All of the records listed below should be retyped exactly.

────────

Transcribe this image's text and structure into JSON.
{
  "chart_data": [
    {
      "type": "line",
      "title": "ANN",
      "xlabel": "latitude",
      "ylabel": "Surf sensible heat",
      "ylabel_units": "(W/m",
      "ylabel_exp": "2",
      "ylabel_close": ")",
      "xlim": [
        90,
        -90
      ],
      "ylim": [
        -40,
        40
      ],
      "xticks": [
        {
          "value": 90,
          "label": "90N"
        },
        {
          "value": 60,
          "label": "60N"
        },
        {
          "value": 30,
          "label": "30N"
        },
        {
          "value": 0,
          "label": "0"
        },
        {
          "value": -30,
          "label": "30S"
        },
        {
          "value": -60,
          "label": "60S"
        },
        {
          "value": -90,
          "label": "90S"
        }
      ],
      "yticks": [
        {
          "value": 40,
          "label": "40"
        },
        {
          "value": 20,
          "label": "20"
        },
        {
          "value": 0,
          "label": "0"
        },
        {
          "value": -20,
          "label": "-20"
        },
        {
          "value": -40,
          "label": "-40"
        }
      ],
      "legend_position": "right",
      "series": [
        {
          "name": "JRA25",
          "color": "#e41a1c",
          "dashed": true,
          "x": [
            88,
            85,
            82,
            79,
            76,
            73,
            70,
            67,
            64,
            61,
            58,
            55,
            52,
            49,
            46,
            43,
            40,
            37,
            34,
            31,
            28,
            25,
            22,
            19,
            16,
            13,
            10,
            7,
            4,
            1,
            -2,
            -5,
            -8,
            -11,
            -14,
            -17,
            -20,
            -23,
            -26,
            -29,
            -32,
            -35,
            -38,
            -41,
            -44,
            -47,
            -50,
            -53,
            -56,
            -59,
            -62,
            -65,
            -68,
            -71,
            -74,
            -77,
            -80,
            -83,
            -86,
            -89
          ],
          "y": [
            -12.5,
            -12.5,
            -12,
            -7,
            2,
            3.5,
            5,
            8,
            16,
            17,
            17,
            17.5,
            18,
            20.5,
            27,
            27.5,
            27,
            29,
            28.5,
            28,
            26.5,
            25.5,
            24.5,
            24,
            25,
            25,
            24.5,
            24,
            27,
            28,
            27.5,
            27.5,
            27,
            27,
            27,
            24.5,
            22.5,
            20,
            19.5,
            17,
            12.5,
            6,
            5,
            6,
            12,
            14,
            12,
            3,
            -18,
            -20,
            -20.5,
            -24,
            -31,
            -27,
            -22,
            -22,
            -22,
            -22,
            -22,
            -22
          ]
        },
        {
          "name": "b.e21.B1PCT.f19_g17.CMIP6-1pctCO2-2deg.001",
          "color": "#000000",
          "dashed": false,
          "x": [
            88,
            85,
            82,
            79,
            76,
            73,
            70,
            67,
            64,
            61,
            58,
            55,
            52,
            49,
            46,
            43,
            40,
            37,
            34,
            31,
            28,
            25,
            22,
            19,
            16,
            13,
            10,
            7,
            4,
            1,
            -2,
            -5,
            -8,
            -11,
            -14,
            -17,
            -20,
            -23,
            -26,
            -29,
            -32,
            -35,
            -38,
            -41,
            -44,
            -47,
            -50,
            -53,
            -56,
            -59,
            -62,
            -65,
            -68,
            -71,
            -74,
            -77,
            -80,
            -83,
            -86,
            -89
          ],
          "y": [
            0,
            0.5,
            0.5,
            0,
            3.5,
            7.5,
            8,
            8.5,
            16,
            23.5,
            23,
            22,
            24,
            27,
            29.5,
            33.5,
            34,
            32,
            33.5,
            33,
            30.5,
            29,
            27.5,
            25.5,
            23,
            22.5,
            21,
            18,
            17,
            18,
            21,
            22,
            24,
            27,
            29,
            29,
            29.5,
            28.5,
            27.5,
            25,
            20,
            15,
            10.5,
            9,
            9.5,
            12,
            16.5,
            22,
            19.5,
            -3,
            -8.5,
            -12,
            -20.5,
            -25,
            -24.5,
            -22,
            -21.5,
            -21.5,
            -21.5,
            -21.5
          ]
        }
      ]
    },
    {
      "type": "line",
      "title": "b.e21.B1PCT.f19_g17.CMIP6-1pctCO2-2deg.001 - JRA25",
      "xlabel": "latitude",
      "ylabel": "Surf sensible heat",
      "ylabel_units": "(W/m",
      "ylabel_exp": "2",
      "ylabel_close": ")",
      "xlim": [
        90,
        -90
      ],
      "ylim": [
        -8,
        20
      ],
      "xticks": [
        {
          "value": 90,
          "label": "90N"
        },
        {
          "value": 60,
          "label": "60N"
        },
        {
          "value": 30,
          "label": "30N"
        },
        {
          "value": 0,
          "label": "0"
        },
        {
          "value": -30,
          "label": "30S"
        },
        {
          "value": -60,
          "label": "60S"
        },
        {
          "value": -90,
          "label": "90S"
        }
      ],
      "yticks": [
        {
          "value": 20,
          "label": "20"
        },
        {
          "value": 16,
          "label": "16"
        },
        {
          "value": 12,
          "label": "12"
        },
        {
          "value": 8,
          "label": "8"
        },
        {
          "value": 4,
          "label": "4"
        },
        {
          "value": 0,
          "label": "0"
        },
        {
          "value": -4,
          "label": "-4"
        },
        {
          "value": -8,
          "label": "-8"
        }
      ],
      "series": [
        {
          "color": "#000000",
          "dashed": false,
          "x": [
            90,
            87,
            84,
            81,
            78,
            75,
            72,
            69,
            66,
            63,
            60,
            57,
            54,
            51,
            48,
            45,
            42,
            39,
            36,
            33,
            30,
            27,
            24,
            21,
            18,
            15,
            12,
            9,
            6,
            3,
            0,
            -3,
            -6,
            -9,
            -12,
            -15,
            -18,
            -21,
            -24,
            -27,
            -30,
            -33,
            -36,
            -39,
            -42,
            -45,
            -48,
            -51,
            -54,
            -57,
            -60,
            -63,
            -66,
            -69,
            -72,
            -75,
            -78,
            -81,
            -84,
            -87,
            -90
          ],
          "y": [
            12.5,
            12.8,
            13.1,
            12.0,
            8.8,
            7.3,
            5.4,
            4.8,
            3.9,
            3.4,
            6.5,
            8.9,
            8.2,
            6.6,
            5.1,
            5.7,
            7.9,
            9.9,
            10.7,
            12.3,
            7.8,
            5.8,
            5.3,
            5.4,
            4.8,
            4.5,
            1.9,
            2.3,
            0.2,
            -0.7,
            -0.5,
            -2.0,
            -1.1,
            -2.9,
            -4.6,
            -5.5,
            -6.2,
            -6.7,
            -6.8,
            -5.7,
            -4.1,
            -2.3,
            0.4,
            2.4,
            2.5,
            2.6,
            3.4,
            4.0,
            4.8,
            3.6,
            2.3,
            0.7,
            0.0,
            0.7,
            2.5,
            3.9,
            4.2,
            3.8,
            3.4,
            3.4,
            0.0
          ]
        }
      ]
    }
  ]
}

────────

### Task answer
Transcribe this image's text and structure into JSON.
{
  "chart_data": [
    {
      "type": "line",
      "title": "ANN",
      "xlabel": "latitude",
      "ylabel": "Surf sensible heat",
      "ylabel_units": "(W/m",
      "ylabel_exp": "2",
      "ylabel_close": ")",
      "xlim": [
        90,
        -90
      ],
      "ylim": [
        -40,
        40
      ],
      "xticks": [
        {
          "value": 90,
          "label": "90N"
        },
        {
          "value": 60,
          "label": "60N"
        },
        {
          "value": 30,
          "label": "30N"
        },
        {
          "value": 0,
          "label": "0"
        },
        {
          "value": -30,
          "label": "30S"
        },
        {
          "value": -60,
          "label": "60S"
        },
        {
          "value": -90,
          "label": "90S"
        }
      ],
      "yticks": [
        {
          "value": 40,
          "label": "40"
        },
        {
          "value": 20,
          "label": "20"
        },
        {
          "value": 0,
          "label": "0"
        },
        {
          "value": -20,
          "label": "-20"
        },
        {
          "value": -40,
          "label": "-40"
        }
      ],
      "legend_position": "right",
      "series": [
        {
          "name": "JRA25",
          "color": "#e41a1c",
          "dashed": true,
          "x": [
            88,
            85,
            82,
            79,
            76,
            73,
            70,
            67,
            64,
            61,
            58,
            55,
            52,
            49,
            46,
            43,
            40,
            37,
            34,
            31,
            28,
            25,
            22,
            19,
            16,
            13,
            10,
            7,
            4,
            1,
            -2,
            -5,
            -8,
            -11,
            -14,
            -17,
            -20,
            -23,
            -26,
            -29,
            -32,
            -35,
            -38,
            -41,
            -44,
            -47,
            -50,
            -53,
            -56,
            -59,
            -62,
            -65,
            -68,
            -71,
            -74,
            -77,
            -80,
            -83,
            -86,
            -89
          ],
          "y": [
            -12.5,
            -12.5,
            -12,
            -7,
            2,
            3.5,
            5,
            8,
            16,
            17,
            17,
            17.5,
            18,
            20.5,
            27,
            27.5,
            27,
            29,
            28.5,
            28,
            26.5,
            25.5,
            24.5,
            24,
            25,
            25,
            24.5,
            24,
            27,
            28,
            27.5,
            27.5,
            27,
            27,
            27,
            24.5,
            22.5,
            20,
            19.5,
            17,
            12.5,
            6,
            5,
            6,
            12,
            14,
            12,
            3,
            -18,
            -20,
            -20.5,
            -24,
            -31,
            -27,
            -22,
            -22,
            -22,
            -22,
            -22,
            -22
          ]
        },
        {
          "name": "b.e21.B1PCT.f19_g17.CMIP6-1pctCO2-2deg.001",
          "color": "#000000",
          "dashed": false,
          "x": [
            88,
            85,
            82,
            79,
            76,
            73,
            70,
            67,
            64,
            61,
            58,
            55,
            52,
            49,
            46,
            43,
            40,
            37,
            34,
            31,
            28,
            25,
            22,
            19,
            16,
            13,
            10,
            7,
            4,
            1,
            -2,
            -5,
            -8,
            -11,
            -14,
            -17,
            -20,
            -23,
            -26,
            -29,
            -32,
            -35,
            -38,
            -41,
            -44,
            -47,
            -50,
            -53,
            -56,
            -59,
            -62,
            -65,
            -68,
            -71,
            -74,
            -77,
            -80,
            -83,
            -86,
            -89
          ],
          "y": [
            0,
            0.5,
            0.5,
            0,
            3.5,
            7.5,
            8,
            8.5,
            16,
            23.5,
            23,
            22,
            24,
            27,
            29.5,
            33.5,
            34,
            32,
            33.5,
            33,
            30.5,
            29,
            27.5,
            25.5,
            23,
            22.5,
            21,
            18,
            17,
            18,
            21,
            22,
            24,
            27,
            29,
            29,
            29.5,
            28.5,
            27.5,
            25,
            20,
            15,
            10.5,
            9,
            9.5,
            12,
            16.5,
            22,
            19.5,
            -3,
            -8.5,
            -12,
            -20.5,
            -25,
            -24.5,
            -22,
            -21.5,
            -21.5,
            -21.5,
            -21.5
          ]
        }
      ]
    },
    {
      "type": "line",
      "title": "b.e21.B1PCT.f19_g17.CMIP6-1pctCO2-2deg.001 - JRA25",
      "xlabel": "latitude",
      "ylabel": "Surf sensible heat",
      "ylabel_units": "(W/m",
      "ylabel_exp": "2",
      "ylabel_close": ")",
      "xlim": [
        90,
        -90
      ],
      "ylim": [
        -8,
        20
      ],
      "xticks": [
        {
          "value": 90,
          "label": "90N"
        },
        {
          "value": 60,
          "label": "60N"
        },
        {
          "value": 30,
          "label": "30N"
        },
        {
          "value": 0,
          "label": "0"
        },
        {
          "value": -30,
          "label": "30S"
        },
        {
          "value": -60,
          "label": "60S"
        },
        {
          "value": -90,
          "label": "90S"
        }
      ],
      "yticks": [
        {
          "value": 20,
          "label": "20"
        },
        {
          "value": 16,
          "label": "16"
        },
        {
          "value": 12,
          "label": "12"
        },
        {
          "value": 8,
          "label": "8"
        },
        {
          "value": 4,
          "label": "4"
        },
        {
          "value": 0,
          "label": "0"
        },
        {
          "value": -4,
          "label": "-4"
        },
        {
          "value": -8,
          "label": "-8"
        }
      ],
      "series": [
        {
          "color": "#000000",
          "dashed": false,
          "x": [
            90,
            87,
            84,
            81,
            78,
            75,
            72,
            69,
            66,
            63,
            60,
            57,
            54,
            51,
            48,
            45,
            42,
            39,
            36,
            33,
            30,
            27,
            24,
            21,
            18,
            15,
            12,
            9,
            6,
            3,
            0,
            -3,
            -6,
            -9,
            -12,
            -15,
            -18,
            -21,
            -24,
            -27,
            -30,
            -33,
            -36,
            -39,
            -42,
            -45,
            -48,
            -51,
            -54,
            -57,
            -60,
            -63,
            -66,
            -69,
            -72,
            -75,
            -78,
            -81,
            -84,
            -87,
            -90
          ],
          "y": [
            12.5,
            12.8,
            13.1,
            12.0,
            8.8,
            7.3,
            5.4,
            4.8,
            3.9,
            3.4,
            6.5,
            8.9,
            8.2,
            6.6,
            5.1,
            5.7,
            7.9,
            9.9,
            10.7,
            12.3,
            7.8,
            5.8,
            5.3,
            5.4,
            4.8,
            4.5,
            1.9,
            2.3,
            0.2,
            -0.7,
            -0.5,
            -2.0,
            -1.1,
            -2.9,
            -4.6,
            -5.5,
            -6.2,
            -6.7,
            -6.8,
            -5.7,
            -4.1,
            -2.3,
            0.4,
            2.4,
            2.5,
            2.6,
            3.4,
            4.0,
            4.8,
            3.6,
            2.3,
            0.7,
            0.0,
            0.7,
            2.5,
            3.9,
            4.2,
            3.8,
            3.4,
            3.4,
            0.0
          ]
        }
      ]
    }
  ]
}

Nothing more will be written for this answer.